▶ _What the exercise asks_: Lines containing "JSON" are to be counted. Give the number and nothing more.

***** Provided material *****

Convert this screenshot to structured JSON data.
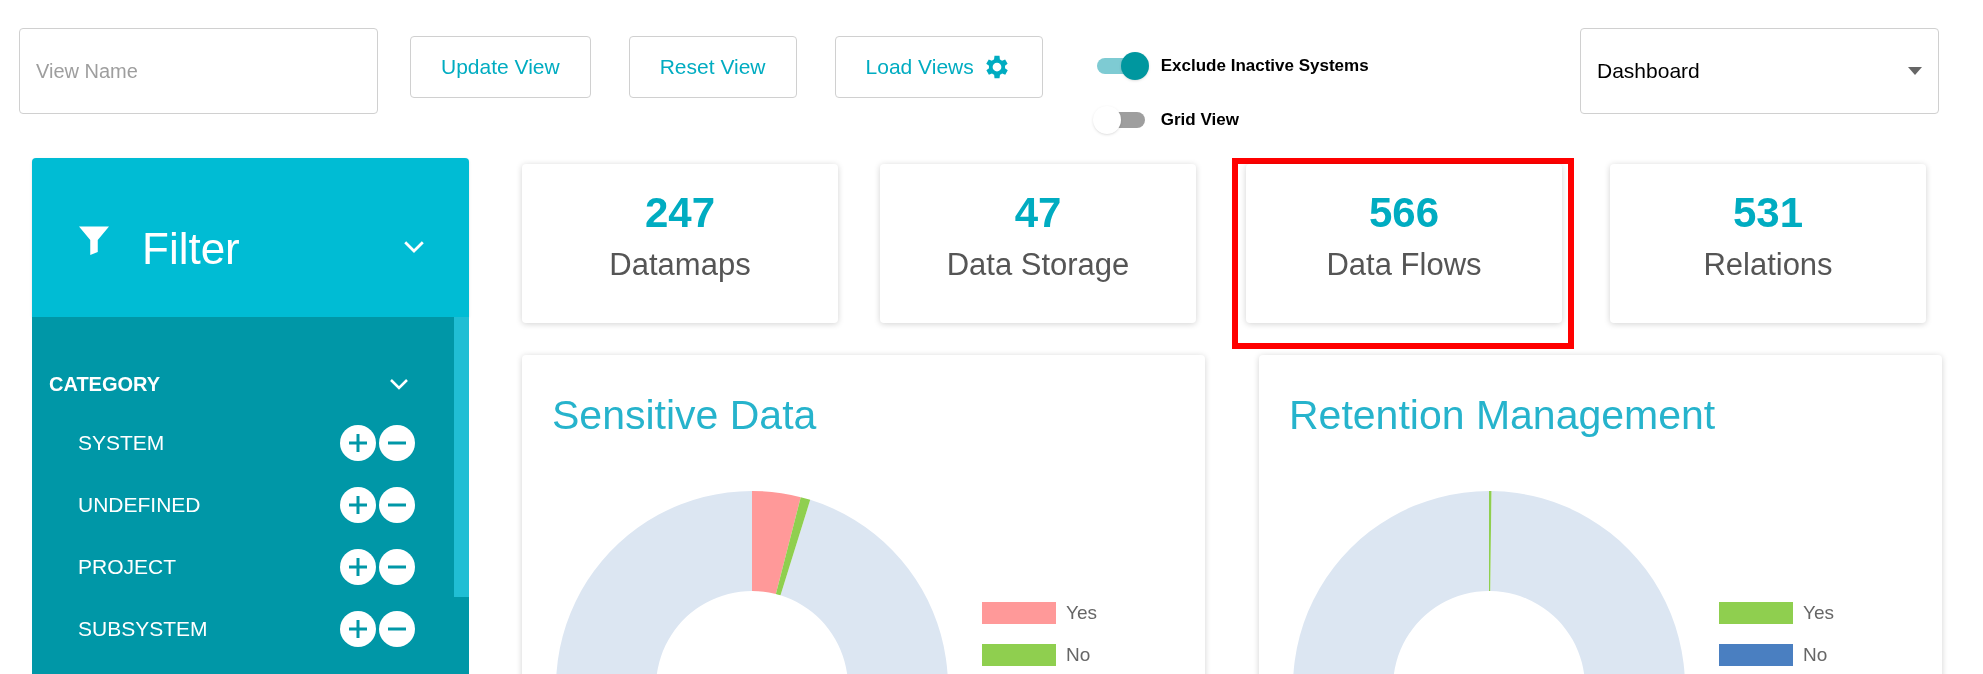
{
  "toolbar": {
    "view_name": {
      "placeholder": "View Name"
    },
    "buttons": [
      {
        "label": "Update View",
        "kind": "text"
      },
      {
        "label": "Reset View",
        "kind": "text"
      },
      {
        "label": "Load Views",
        "kind": "gear"
      }
    ],
    "toggles": [
      {
        "label": "Exclude Inactive Systems",
        "on": true
      },
      {
        "label": "Grid View",
        "on": false
      }
    ],
    "view_select": {
      "value": "Dashboard"
    }
  },
  "filter": {
    "title": "Filter",
    "expanded": true,
    "category": {
      "label": "CATEGORY",
      "expanded": true,
      "items": [
        {
          "label": "SYSTEM"
        },
        {
          "label": "UNDEFINED"
        },
        {
          "label": "PROJECT"
        },
        {
          "label": "SUBSYSTEM"
        }
      ]
    }
  },
  "stats": [
    {
      "value": "247",
      "label": "Datamaps",
      "highlighted": false
    },
    {
      "value": "47",
      "label": "Data Storage",
      "highlighted": false
    },
    {
      "value": "566",
      "label": "Data Flows",
      "highlighted": true
    },
    {
      "value": "531",
      "label": "Relations",
      "highlighted": false
    }
  ],
  "charts": [
    {
      "title": "Sensitive Data",
      "legend": [
        {
          "label": "Yes",
          "color": "#ff9999"
        },
        {
          "label": "No",
          "color": "#8fcf4f"
        }
      ]
    },
    {
      "title": "Retention Management",
      "legend": [
        {
          "label": "Yes",
          "color": "#8fcf4f"
        },
        {
          "label": "No",
          "color": "#4a7fc1"
        }
      ]
    }
  ]
}
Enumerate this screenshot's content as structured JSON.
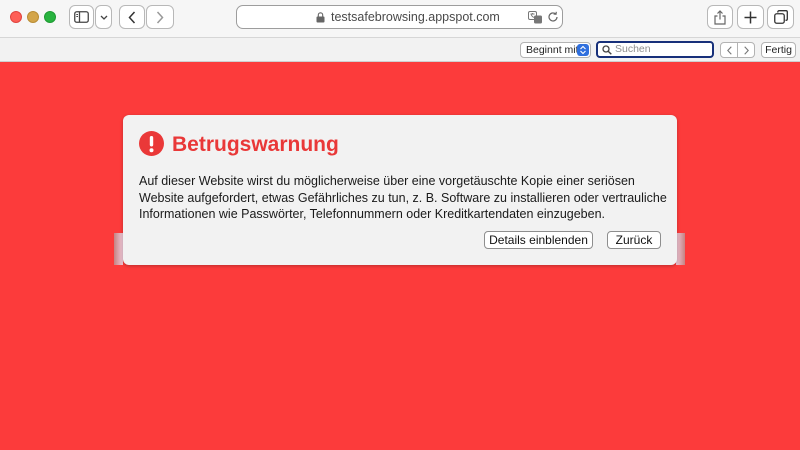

*****

▶ _Solution to this task_: 2